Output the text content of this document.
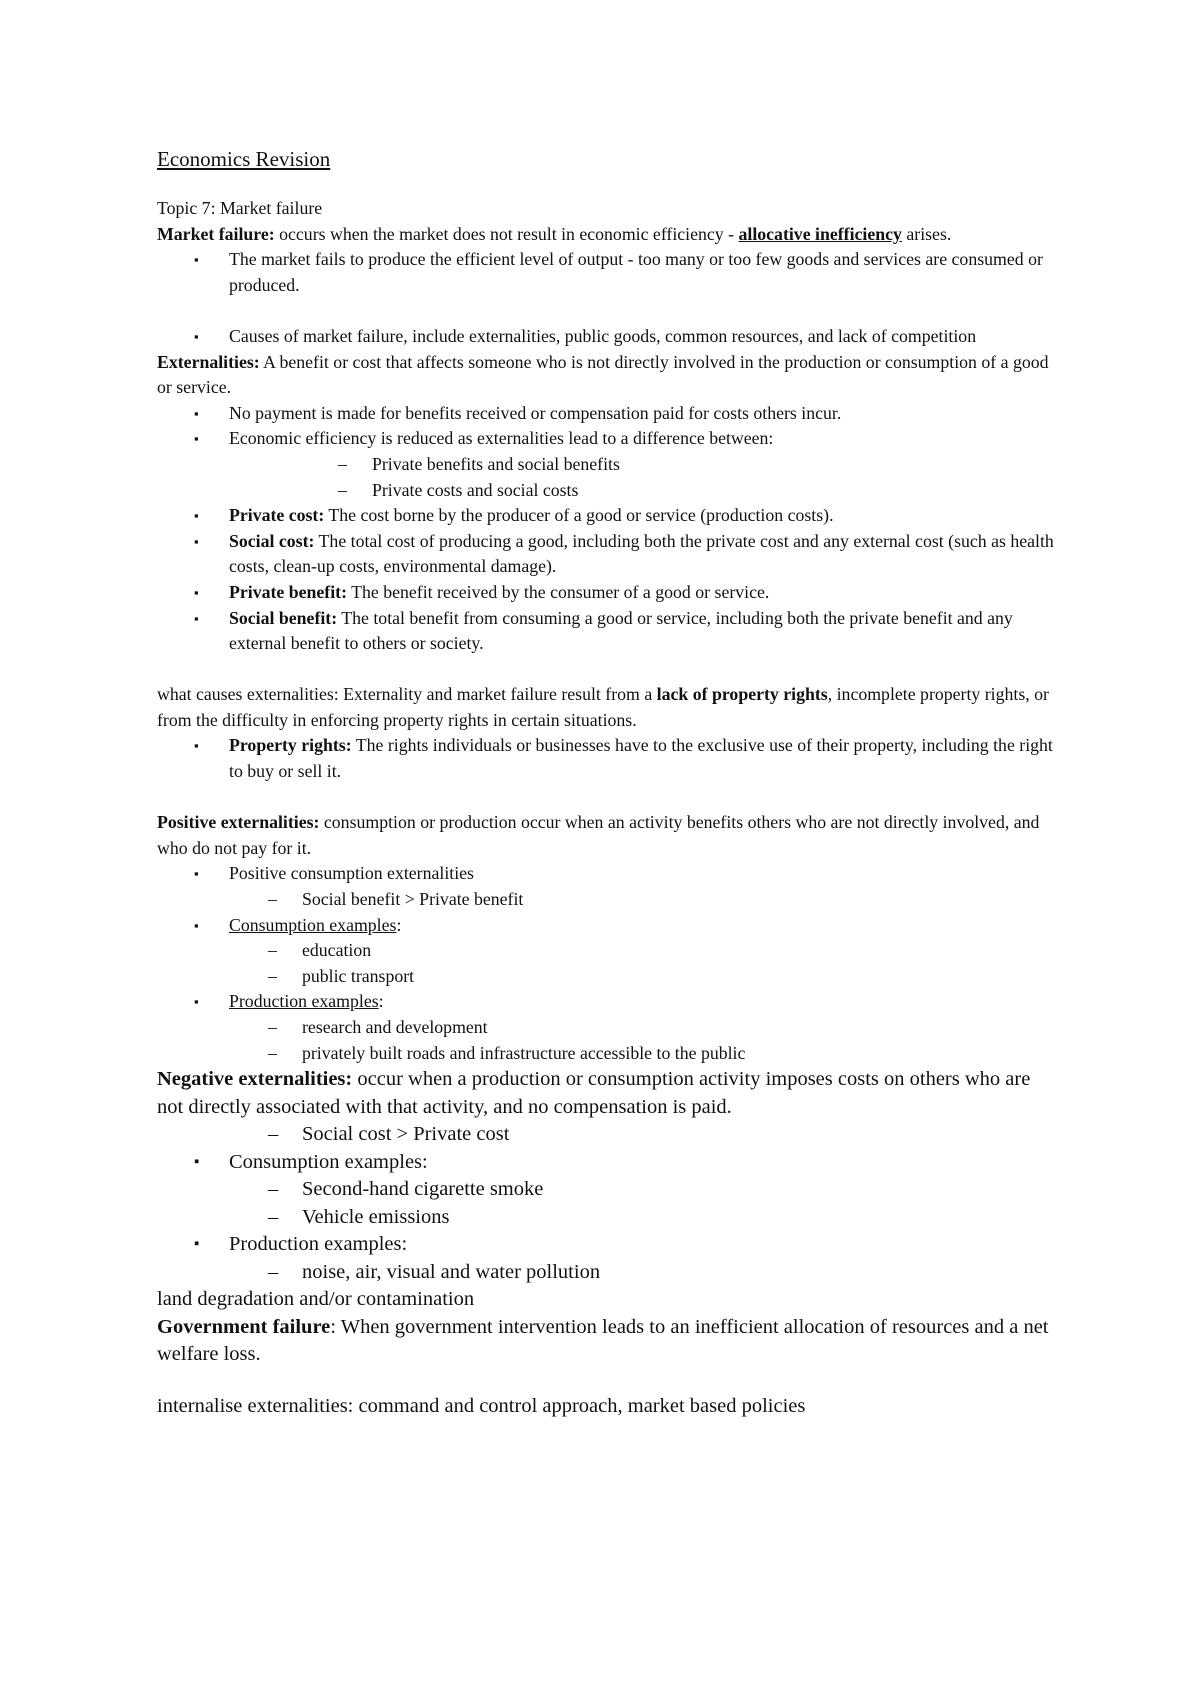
Economics Revision

Topic 7: Market failure

Market failure: occurs when the market does not result in economic efficiency - allocative inefficiency arises.

▪ The market fails to produce the efficient level of output - too many or too few goods and services are consumed or produced.
▪ Causes of market failure, include externalities, public goods, common resources, and lack of competition

Externalities: A benefit or cost that affects someone who is not directly involved in the production or consumption of a good or service.

▪ No payment is made for benefits received or compensation paid for costs others incur.
▪ Economic efficiency is reduced as externalities lead to a difference between:
– Private benefits and social benefits
– Private costs and social costs
▪ Private cost: The cost borne by the producer of a good or service (production costs).
▪ Social cost: The total cost of producing a good, including both the private cost and any external cost (such as health costs, clean-up costs, environmental damage).
▪ Private benefit: The benefit received by the consumer of a good or service.
▪ Social benefit: The total benefit from consuming a good or service, including both the private benefit and any external benefit to others or society.

what causes externalities: Externality and market failure result from a lack of property rights, incomplete property rights, or from the difficulty in enforcing property rights in certain situations.

▪ Property rights: The rights individuals or businesses have to the exclusive use of their property, including the right to buy or sell it.

Positive externalities: consumption or production occur when an activity benefits others who are not directly involved, and who do not pay for it.

▪ Positive consumption externalities
– Social benefit > Private benefit
▪ Consumption examples:
– education
– public transport
▪ Production examples:
– research and development
– privately built roads and infrastructure accessible to the public

Negative externalities: occur when a production or consumption activity imposes costs on others who are not directly associated with that activity, and no compensation is paid.

– Social cost > Private cost
▪ Consumption examples:
– Second-hand cigarette smoke
– Vehicle emissions
▪ Production examples:
– noise, air, visual and water pollution

land degradation and/or contamination

Government failure: When government intervention leads to an inefficient allocation of resources and a net welfare loss.

internalise externalities: command and control approach, market based policies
^^^^^^^^^^^^^^^^
• [Stated task]:
Each record above is to be restated exactly, with its pictures removed from the copy.

• [Task output]:
Output the text content of this document.
Economics Revision

Topic 7: Market failure

Market failure: occurs when the market does not result in economic efficiency - allocative inefficiency arises.

▪ The market fails to produce the efficient level of output - too many or too few goods and services are consumed or produced.
▪ Causes of market failure, include externalities, public goods, common resources, and lack of competition

Externalities: A benefit or cost that affects someone who is not directly involved in the production or consumption of a good or service.

▪ No payment is made for benefits received or compensation paid for costs others incur.
▪ Economic efficiency is reduced as externalities lead to a difference between:
– Private benefits and social benefits
– Private costs and social costs
▪ Private cost: The cost borne by the producer of a good or service (production costs).
▪ Social cost: The total cost of producing a good, including both the private cost and any external cost (such as health costs, clean-up costs, environmental damage).
▪ Private benefit: The benefit received by the consumer of a good or service.
▪ Social benefit: The total benefit from consuming a good or service, including both the private benefit and any external benefit to others or society.

what causes externalities: Externality and market failure result from a lack of property rights, incomplete property rights, or from the difficulty in enforcing property rights in certain situations.

▪ Property rights: The rights individuals or businesses have to the exclusive use of their property, including the right to buy or sell it.

Positive externalities: consumption or production occur when an activity benefits others who are not directly involved, and who do not pay for it.

▪ Positive consumption externalities
– Social benefit > Private benefit
▪ Consumption examples:
– education
– public transport
▪ Production examples:
– research and development
– privately built roads and infrastructure accessible to the public

Negative externalities: occur when a production or consumption activity imposes costs on others who are not directly associated with that activity, and no compensation is paid.

– Social cost > Private cost
▪ Consumption examples:
– Second-hand cigarette smoke
– Vehicle emissions
▪ Production examples:
– noise, air, visual and water pollution

land degradation and/or contamination

Government failure: When government intervention leads to an inefficient allocation of resources and a net welfare loss.

internalise externalities: command and control approach, market based policies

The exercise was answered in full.